**Exercise requirements:** Find the number of lines below in which the word "into" appears, and write that number only.

[Data entries for graphics]

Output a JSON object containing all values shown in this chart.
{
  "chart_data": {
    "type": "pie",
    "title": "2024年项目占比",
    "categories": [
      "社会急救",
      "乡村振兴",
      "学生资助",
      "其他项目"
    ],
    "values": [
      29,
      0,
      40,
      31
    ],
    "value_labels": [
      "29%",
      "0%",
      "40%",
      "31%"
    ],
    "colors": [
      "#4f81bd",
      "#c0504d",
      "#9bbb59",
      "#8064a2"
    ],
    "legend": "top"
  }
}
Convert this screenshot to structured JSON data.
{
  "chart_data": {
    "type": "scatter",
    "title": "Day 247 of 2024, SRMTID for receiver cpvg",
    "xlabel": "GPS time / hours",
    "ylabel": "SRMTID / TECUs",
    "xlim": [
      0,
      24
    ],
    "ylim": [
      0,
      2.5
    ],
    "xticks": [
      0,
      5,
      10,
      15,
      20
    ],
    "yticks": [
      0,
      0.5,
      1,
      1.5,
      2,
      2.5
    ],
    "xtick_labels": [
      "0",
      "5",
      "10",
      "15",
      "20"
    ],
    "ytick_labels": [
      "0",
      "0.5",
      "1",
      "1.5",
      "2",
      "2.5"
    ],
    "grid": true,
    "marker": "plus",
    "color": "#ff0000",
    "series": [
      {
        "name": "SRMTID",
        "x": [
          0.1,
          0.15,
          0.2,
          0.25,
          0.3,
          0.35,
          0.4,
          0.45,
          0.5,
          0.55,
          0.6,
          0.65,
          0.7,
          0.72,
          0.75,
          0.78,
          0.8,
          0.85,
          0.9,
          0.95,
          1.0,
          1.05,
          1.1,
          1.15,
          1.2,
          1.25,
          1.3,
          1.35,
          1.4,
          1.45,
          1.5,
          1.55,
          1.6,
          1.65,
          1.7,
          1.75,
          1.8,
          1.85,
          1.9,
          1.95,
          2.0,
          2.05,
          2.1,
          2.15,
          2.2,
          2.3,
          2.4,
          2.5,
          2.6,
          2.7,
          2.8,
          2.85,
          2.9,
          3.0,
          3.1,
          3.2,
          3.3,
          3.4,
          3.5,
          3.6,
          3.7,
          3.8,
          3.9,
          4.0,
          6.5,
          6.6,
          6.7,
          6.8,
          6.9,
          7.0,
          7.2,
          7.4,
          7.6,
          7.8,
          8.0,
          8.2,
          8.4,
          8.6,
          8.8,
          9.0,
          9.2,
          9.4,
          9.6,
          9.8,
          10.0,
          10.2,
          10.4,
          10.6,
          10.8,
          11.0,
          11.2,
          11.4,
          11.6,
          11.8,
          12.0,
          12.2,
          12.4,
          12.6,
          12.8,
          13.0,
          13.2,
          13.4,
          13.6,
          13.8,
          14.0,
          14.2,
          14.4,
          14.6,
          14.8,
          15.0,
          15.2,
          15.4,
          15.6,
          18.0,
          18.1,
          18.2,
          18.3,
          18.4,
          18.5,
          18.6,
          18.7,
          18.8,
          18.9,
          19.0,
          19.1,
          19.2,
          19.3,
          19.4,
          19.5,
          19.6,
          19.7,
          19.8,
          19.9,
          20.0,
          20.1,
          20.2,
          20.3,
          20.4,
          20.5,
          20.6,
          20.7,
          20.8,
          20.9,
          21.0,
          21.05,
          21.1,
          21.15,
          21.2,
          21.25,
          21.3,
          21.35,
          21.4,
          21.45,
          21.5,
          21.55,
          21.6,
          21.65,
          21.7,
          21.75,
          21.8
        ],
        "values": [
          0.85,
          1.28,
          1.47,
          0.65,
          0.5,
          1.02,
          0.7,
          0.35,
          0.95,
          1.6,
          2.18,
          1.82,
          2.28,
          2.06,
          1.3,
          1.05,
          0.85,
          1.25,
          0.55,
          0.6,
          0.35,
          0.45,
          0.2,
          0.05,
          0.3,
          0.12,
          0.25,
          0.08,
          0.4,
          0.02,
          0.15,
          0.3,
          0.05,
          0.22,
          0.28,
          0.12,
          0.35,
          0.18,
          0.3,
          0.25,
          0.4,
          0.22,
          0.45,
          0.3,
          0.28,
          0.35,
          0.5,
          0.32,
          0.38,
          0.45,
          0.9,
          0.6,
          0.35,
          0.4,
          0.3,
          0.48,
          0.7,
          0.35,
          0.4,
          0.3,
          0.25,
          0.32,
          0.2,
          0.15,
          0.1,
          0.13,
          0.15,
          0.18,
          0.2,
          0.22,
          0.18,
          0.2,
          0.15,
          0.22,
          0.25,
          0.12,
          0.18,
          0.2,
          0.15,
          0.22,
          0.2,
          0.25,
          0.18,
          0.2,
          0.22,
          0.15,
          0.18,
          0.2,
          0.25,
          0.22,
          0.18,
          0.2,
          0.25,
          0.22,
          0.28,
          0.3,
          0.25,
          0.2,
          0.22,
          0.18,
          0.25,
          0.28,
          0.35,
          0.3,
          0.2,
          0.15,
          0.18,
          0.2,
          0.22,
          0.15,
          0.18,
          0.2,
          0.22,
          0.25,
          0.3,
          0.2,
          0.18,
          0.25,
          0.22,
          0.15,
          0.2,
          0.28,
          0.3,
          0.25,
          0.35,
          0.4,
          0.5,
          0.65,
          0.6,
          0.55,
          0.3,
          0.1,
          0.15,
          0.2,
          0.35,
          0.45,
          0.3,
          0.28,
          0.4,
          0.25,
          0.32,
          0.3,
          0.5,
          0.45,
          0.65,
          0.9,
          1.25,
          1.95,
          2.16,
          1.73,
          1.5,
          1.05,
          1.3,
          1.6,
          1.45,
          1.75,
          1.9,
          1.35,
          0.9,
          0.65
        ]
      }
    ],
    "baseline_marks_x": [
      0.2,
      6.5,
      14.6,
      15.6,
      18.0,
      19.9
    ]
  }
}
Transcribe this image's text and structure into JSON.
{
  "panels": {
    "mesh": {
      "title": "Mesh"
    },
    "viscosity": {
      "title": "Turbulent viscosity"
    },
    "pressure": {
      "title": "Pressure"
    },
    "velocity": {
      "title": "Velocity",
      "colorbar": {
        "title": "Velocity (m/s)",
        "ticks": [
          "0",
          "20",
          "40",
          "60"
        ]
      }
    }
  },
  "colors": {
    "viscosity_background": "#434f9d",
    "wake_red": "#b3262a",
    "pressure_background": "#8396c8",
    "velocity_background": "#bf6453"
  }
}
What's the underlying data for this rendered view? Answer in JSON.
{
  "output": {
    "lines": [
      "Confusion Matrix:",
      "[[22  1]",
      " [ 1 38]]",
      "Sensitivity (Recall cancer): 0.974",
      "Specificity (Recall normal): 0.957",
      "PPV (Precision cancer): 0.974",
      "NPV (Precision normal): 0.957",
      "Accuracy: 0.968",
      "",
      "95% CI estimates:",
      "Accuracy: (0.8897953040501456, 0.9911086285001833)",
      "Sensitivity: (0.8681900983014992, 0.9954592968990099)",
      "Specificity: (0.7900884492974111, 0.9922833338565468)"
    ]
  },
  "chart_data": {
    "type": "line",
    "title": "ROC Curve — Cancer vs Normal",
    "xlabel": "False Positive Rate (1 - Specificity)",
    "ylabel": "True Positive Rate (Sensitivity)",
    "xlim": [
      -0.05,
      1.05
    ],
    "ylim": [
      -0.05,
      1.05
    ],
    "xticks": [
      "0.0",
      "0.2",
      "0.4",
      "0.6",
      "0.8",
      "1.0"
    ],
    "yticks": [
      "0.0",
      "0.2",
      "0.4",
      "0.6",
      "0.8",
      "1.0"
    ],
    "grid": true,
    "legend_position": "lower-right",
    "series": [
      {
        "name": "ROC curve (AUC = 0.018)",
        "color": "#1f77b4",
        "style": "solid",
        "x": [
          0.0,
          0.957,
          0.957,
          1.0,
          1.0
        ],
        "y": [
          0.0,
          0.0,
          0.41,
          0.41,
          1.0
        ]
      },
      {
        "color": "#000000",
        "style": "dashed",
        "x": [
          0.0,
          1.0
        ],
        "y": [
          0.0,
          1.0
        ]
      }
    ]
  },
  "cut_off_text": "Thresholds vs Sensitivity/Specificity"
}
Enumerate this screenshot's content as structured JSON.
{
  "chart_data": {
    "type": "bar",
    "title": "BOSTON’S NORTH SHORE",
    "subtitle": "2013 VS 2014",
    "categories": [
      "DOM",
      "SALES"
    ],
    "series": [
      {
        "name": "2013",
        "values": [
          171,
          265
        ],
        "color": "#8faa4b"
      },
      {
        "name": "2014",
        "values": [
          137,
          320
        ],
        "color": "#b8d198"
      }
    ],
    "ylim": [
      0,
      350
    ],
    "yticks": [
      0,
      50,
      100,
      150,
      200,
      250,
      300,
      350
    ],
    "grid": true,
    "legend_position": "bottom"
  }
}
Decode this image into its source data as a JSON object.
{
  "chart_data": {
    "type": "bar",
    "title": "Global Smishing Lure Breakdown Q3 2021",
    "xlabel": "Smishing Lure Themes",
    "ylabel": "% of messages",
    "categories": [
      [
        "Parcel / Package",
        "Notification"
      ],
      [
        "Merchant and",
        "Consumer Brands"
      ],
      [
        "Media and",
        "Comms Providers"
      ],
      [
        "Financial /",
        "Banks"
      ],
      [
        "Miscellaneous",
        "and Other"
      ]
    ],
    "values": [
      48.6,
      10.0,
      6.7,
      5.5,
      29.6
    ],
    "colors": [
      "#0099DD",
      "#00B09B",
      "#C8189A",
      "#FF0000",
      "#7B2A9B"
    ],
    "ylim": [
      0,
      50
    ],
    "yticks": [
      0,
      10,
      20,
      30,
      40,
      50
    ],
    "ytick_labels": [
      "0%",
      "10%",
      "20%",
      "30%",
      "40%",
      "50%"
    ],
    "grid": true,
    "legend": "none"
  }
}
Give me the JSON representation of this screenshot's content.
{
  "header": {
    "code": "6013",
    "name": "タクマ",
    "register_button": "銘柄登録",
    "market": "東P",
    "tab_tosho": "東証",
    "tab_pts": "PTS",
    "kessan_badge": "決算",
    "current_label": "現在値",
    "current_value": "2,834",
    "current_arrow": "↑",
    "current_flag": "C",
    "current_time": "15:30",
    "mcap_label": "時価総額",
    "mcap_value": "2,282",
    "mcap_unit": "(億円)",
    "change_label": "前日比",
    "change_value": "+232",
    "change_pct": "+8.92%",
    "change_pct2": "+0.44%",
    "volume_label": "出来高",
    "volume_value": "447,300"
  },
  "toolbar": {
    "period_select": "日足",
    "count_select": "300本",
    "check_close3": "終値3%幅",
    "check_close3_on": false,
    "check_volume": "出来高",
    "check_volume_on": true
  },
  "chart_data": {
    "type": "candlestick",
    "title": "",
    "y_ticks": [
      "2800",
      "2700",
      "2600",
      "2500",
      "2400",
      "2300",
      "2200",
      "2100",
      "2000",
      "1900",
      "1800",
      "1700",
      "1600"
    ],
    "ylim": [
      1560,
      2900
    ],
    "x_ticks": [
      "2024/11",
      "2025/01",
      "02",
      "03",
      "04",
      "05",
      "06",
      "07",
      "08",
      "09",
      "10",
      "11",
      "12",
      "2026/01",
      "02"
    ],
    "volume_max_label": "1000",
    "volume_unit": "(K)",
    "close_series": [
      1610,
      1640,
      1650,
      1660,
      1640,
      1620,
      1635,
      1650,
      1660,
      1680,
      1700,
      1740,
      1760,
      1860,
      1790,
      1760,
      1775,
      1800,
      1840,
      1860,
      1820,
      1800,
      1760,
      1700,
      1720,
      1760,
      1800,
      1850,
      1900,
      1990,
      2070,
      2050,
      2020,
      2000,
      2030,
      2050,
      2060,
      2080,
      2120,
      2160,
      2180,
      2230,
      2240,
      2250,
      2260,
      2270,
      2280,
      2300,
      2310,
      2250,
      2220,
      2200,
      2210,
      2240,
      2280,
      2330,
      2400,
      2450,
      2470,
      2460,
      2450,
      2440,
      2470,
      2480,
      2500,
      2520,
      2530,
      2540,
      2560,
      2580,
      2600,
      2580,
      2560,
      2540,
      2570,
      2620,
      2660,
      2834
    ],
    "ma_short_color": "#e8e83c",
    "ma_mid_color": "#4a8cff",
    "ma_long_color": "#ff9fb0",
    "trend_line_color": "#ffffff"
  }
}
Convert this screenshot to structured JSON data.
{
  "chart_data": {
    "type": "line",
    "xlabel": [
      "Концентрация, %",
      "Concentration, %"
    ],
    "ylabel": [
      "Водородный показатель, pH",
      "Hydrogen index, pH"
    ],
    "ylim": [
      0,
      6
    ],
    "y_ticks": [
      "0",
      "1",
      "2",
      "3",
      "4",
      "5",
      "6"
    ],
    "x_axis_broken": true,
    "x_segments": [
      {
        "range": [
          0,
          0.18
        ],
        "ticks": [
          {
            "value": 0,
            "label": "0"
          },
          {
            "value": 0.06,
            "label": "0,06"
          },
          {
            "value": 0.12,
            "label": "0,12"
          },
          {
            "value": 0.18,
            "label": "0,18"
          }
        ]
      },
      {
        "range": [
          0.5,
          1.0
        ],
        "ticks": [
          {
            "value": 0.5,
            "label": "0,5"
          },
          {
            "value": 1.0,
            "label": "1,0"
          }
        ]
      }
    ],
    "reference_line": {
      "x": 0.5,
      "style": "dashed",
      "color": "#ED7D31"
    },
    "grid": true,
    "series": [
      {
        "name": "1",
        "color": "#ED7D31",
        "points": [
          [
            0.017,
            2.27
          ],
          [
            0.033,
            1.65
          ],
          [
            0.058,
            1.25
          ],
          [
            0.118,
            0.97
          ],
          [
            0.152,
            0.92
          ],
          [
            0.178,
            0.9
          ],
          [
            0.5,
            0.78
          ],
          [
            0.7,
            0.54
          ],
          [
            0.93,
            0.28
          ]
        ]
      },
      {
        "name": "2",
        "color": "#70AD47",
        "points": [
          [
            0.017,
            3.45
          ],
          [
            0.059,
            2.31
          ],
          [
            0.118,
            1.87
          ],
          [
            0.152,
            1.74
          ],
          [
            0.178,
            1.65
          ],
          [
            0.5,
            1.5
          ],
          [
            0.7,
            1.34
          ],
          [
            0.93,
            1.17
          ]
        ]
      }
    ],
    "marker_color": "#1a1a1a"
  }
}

**Exercise solution:** 2